→ **Data shown**:
=-=-=

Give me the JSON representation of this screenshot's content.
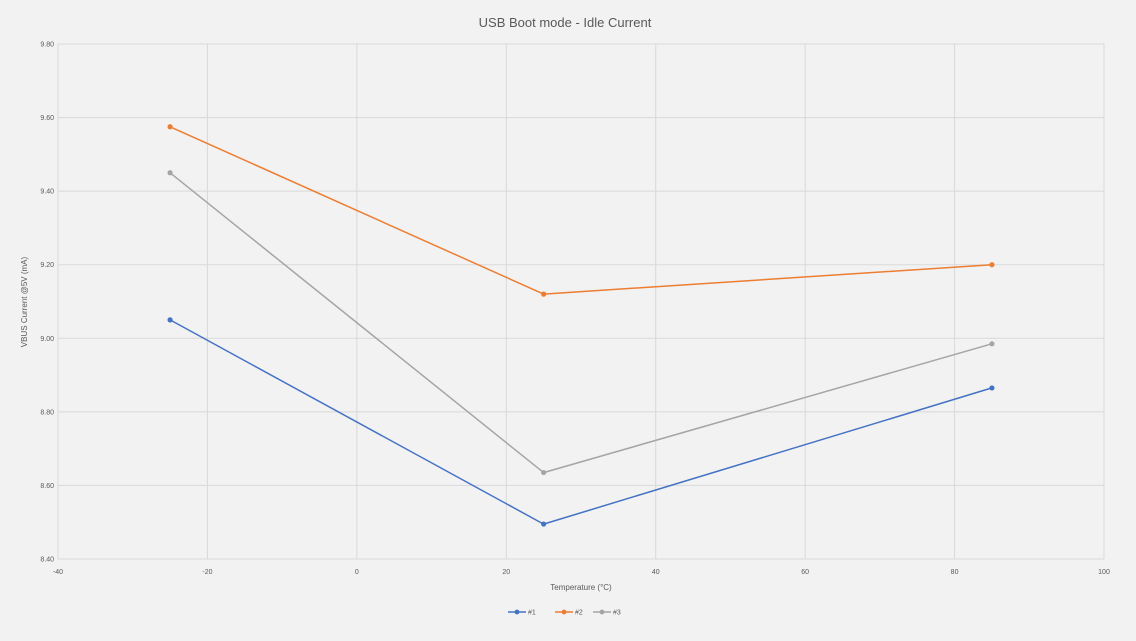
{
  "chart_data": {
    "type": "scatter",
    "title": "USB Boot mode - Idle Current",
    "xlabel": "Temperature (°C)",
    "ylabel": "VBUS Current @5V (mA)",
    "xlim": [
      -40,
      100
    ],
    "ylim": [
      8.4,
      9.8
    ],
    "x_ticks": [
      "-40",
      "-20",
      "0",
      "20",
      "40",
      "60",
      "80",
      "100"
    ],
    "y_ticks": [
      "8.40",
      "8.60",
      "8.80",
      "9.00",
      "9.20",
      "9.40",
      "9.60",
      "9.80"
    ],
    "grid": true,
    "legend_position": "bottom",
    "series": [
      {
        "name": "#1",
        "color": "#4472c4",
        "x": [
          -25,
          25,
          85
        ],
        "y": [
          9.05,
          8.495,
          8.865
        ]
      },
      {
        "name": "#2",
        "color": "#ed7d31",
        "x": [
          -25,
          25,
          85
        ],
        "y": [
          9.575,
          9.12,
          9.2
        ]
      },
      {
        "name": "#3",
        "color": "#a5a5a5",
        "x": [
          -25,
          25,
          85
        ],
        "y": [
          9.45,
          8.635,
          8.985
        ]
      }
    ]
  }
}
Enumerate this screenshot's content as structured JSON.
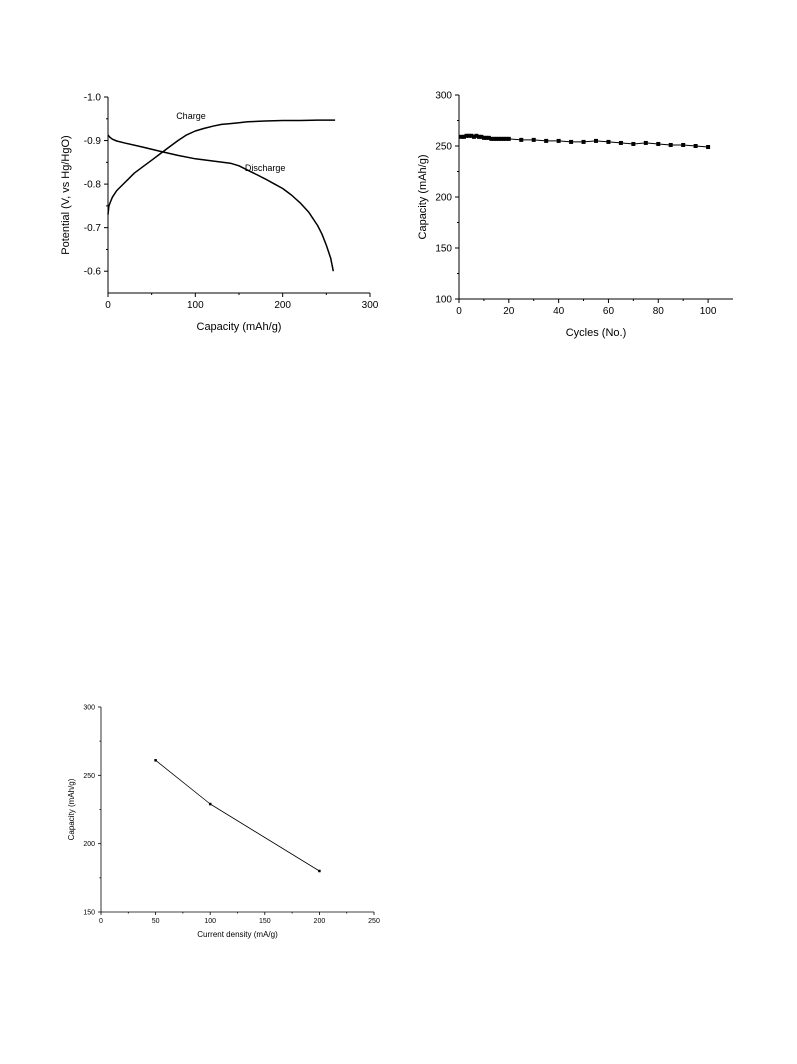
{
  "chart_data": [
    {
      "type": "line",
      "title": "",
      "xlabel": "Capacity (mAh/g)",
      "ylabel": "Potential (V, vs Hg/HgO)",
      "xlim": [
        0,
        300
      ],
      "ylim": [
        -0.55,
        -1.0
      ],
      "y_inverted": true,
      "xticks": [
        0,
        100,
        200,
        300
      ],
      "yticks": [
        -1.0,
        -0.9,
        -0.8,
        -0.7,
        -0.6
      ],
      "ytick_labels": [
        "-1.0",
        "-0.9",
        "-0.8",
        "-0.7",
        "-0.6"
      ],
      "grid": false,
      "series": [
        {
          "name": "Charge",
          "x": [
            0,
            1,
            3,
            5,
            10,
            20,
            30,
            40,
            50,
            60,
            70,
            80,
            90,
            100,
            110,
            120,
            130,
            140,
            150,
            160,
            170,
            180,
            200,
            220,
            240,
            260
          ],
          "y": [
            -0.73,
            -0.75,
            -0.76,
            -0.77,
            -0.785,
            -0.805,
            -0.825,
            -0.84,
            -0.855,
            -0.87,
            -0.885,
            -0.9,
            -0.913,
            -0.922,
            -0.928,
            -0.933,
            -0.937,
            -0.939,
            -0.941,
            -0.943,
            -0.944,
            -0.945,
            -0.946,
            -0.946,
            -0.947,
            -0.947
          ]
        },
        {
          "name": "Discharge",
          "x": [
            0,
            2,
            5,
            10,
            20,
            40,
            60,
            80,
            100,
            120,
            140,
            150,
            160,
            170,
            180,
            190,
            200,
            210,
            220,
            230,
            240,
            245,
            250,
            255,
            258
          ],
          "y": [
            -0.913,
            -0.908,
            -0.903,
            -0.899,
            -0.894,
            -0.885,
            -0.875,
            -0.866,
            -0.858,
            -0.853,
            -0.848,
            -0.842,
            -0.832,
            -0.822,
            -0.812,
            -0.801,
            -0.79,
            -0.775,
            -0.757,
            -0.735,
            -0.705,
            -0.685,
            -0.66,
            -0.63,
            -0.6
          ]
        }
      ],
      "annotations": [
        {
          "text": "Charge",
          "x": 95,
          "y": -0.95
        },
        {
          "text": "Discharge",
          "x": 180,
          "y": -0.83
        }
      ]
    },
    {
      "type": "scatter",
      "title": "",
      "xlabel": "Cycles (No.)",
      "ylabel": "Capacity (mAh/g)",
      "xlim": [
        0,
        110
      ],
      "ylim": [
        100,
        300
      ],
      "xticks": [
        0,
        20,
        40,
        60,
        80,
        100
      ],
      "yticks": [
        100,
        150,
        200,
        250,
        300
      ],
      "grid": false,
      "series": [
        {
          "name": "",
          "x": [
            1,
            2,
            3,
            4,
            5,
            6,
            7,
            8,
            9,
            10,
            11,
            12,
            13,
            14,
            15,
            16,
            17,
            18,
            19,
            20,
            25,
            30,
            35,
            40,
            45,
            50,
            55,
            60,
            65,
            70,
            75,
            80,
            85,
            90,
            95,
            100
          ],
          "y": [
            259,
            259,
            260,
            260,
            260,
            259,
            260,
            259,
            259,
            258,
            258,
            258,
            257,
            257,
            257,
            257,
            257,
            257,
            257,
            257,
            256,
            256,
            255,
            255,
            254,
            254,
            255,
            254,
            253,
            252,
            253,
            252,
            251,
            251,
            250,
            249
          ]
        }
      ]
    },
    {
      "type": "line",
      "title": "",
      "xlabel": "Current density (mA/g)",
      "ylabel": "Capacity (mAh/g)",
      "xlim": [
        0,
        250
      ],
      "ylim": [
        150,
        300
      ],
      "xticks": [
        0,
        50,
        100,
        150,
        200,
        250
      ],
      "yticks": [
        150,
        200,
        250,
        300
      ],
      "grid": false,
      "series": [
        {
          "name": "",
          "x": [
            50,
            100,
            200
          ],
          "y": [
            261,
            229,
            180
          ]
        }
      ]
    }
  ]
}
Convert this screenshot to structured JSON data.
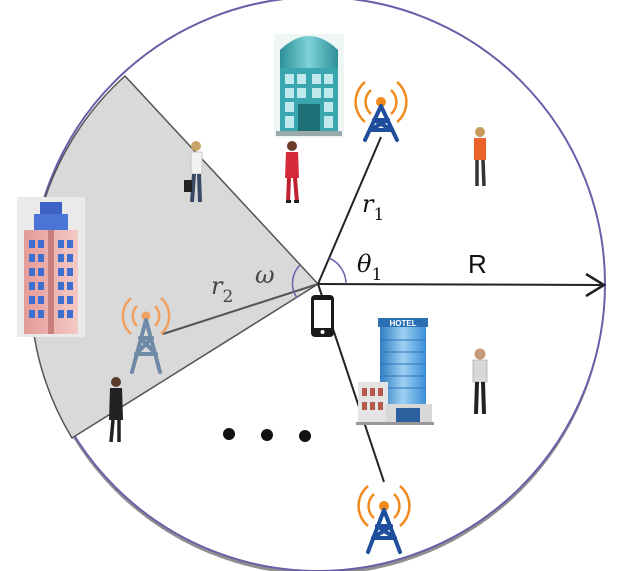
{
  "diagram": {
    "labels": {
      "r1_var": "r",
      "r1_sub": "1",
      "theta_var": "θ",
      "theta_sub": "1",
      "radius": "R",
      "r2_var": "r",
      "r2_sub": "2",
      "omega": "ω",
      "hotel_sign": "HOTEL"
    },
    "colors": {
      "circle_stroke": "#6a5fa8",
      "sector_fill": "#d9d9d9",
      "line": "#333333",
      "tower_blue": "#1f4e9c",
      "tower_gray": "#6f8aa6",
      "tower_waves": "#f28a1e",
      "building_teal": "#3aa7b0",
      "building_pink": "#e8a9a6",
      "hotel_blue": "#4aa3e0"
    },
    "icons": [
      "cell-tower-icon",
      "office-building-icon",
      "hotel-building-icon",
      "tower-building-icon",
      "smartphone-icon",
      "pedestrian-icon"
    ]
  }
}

=-=-=

→ **Aim of the exercise**:
Repeat the listing verbatim. Skip the pictures.

→ **Answer below**:
Give me the JSON representation of this screenshot's content.
{
  "chart_data": {
    "type": "scatter",
    "title": "USB Boot mode - Idle Current",
    "xlabel": "Temperature (°C)",
    "ylabel": "VBUS Current @5V (mA)",
    "xlim": [
      -40,
      100
    ],
    "ylim": [
      8.4,
      9.8
    ],
    "x_ticks": [
      "-40",
      "-20",
      "0",
      "20",
      "40",
      "60",
      "80",
      "100"
    ],
    "y_ticks": [
      "8.40",
      "8.60",
      "8.80",
      "9.00",
      "9.20",
      "9.40",
      "9.60",
      "9.80"
    ],
    "grid": true,
    "legend_position": "bottom",
    "series": [
      {
        "name": "#1",
        "color": "#4472c4",
        "x": [
          -25,
          25,
          85
        ],
        "y": [
          9.05,
          8.495,
          8.865
        ]
      },
      {
        "name": "#2",
        "color": "#ed7d31",
        "x": [
          -25,
          25,
          85
        ],
        "y": [
          9.575,
          9.12,
          9.2
        ]
      },
      {
        "name": "#3",
        "color": "#a5a5a5",
        "x": [
          -25,
          25,
          85
        ],
        "y": [
          9.45,
          8.635,
          8.985
        ]
      }
    ]
  }
}
Enumerate this screenshot's content as structured JSON.
{
  "chart_data": [
    {
      "type": "line",
      "title": "",
      "xlabel": "Capacity (mAh/g)",
      "ylabel": "Potential (V, vs Hg/HgO)",
      "xlim": [
        0,
        300
      ],
      "ylim": [
        -0.55,
        -1.0
      ],
      "y_inverted": true,
      "xticks": [
        0,
        100,
        200,
        300
      ],
      "yticks": [
        -1.0,
        -0.9,
        -0.8,
        -0.7,
        -0.6
      ],
      "ytick_labels": [
        "-1.0",
        "-0.9",
        "-0.8",
        "-0.7",
        "-0.6"
      ],
      "grid": false,
      "series": [
        {
          "name": "Charge",
          "x": [
            0,
            1,
            3,
            5,
            10,
            20,
            30,
            40,
            50,
            60,
            70,
            80,
            90,
            100,
            110,
            120,
            130,
            140,
            150,
            160,
            170,
            180,
            200,
            220,
            240,
            260
          ],
          "y": [
            -0.73,
            -0.75,
            -0.76,
            -0.77,
            -0.785,
            -0.805,
            -0.825,
            -0.84,
            -0.855,
            -0.87,
            -0.885,
            -0.9,
            -0.913,
            -0.922,
            -0.928,
            -0.933,
            -0.937,
            -0.939,
            -0.941,
            -0.943,
            -0.944,
            -0.945,
            -0.946,
            -0.946,
            -0.947,
            -0.947
          ]
        },
        {
          "name": "Discharge",
          "x": [
            0,
            2,
            5,
            10,
            20,
            40,
            60,
            80,
            100,
            120,
            140,
            150,
            160,
            170,
            180,
            190,
            200,
            210,
            220,
            230,
            240,
            245,
            250,
            255,
            258
          ],
          "y": [
            -0.913,
            -0.908,
            -0.903,
            -0.899,
            -0.894,
            -0.885,
            -0.875,
            -0.866,
            -0.858,
            -0.853,
            -0.848,
            -0.842,
            -0.832,
            -0.822,
            -0.812,
            -0.801,
            -0.79,
            -0.775,
            -0.757,
            -0.735,
            -0.705,
            -0.685,
            -0.66,
            -0.63,
            -0.6
          ]
        }
      ],
      "annotations": [
        {
          "text": "Charge",
          "x": 95,
          "y": -0.95
        },
        {
          "text": "Discharge",
          "x": 180,
          "y": -0.83
        }
      ]
    },
    {
      "type": "scatter",
      "title": "",
      "xlabel": "Cycles (No.)",
      "ylabel": "Capacity (mAh/g)",
      "xlim": [
        0,
        110
      ],
      "ylim": [
        100,
        300
      ],
      "xticks": [
        0,
        20,
        40,
        60,
        80,
        100
      ],
      "yticks": [
        100,
        150,
        200,
        250,
        300
      ],
      "grid": false,
      "series": [
        {
          "name": "",
          "x": [
            1,
            2,
            3,
            4,
            5,
            6,
            7,
            8,
            9,
            10,
            11,
            12,
            13,
            14,
            15,
            16,
            17,
            18,
            19,
            20,
            25,
            30,
            35,
            40,
            45,
            50,
            55,
            60,
            65,
            70,
            75,
            80,
            85,
            90,
            95,
            100
          ],
          "y": [
            259,
            259,
            260,
            260,
            260,
            259,
            260,
            259,
            259,
            258,
            258,
            258,
            257,
            257,
            257,
            257,
            257,
            257,
            257,
            257,
            256,
            256,
            255,
            255,
            254,
            254,
            255,
            254,
            253,
            252,
            253,
            252,
            251,
            251,
            250,
            249
          ]
        }
      ]
    },
    {
      "type": "line",
      "title": "",
      "xlabel": "Current density (mA/g)",
      "ylabel": "Capacity (mAh/g)",
      "xlim": [
        0,
        250
      ],
      "ylim": [
        150,
        300
      ],
      "xticks": [
        0,
        50,
        100,
        150,
        200,
        250
      ],
      "yticks": [
        150,
        200,
        250,
        300
      ],
      "grid": false,
      "series": [
        {
          "name": "",
          "x": [
            50,
            100,
            200
          ],
          "y": [
            261,
            229,
            180
          ]
        }
      ]
    }
  ]
}
Convert this screenshot to structured JSON data.
{
  "diagram": {
    "labels": {
      "r1_var": "r",
      "r1_sub": "1",
      "theta_var": "θ",
      "theta_sub": "1",
      "radius": "R",
      "r2_var": "r",
      "r2_sub": "2",
      "omega": "ω",
      "hotel_sign": "HOTEL"
    },
    "colors": {
      "circle_stroke": "#6a5fa8",
      "sector_fill": "#d9d9d9",
      "line": "#333333",
      "tower_blue": "#1f4e9c",
      "tower_gray": "#6f8aa6",
      "tower_waves": "#f28a1e",
      "building_teal": "#3aa7b0",
      "building_pink": "#e8a9a6",
      "hotel_blue": "#4aa3e0"
    },
    "icons": [
      "cell-tower-icon",
      "office-building-icon",
      "hotel-building-icon",
      "tower-building-icon",
      "smartphone-icon",
      "pedestrian-icon"
    ]
  }
}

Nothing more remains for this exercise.